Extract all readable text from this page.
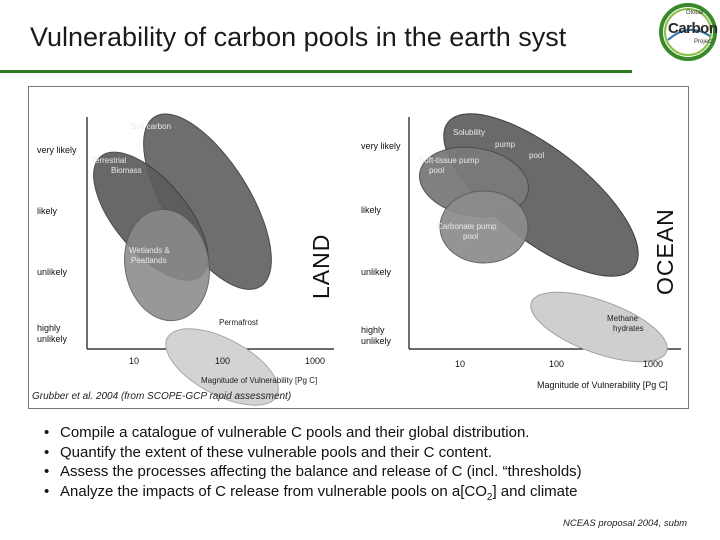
Vulnerability of carbon pools in the earth syst
Global
Carbon
Project
Soil carbon
Terrestrial Biomass
Wetlands & Peatlands
Permafrost
very likely
likely
unlikely
highly unlikely
10	100	1000
Magnitude of Vulnerability [Pg C]
LAND
Solubility pump
pool
Soft-tissue pump pool
Carbonate pump pool
Methane hydrates
very likely
likely
unlikely
highly unlikely
10	100	1000
Magnitude of Vulnerability [Pg C]
OCEAN
Grubber et al. 2004 (from SCOPE-GCP rapid assessment)
• Compile a catalogue of vulnerable C pools and their global distribution.
• Quantify the extent of these vulnerable pools and their C content.
• Assess the processes affecting the balance and release of C (incl. “thresholds)
• Analyze the impacts of C release from vulnerable pools on $a[CO_2]$ and climate
NCEAS proposal 2004, subm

■ ■ ■ ■ ■ ■ ■

§ Goal of the exercise
Copy each line of the data above that holds "pools".

§ Solution below
Vulnerability of carbon pools in the earth syst
• Compile a catalogue of vulnerable C pools and their global distribution.
• Quantify the extent of these vulnerable pools and their C content.
• Analyze the impacts of C release from vulnerable pools on $a[CO_2]$ and climate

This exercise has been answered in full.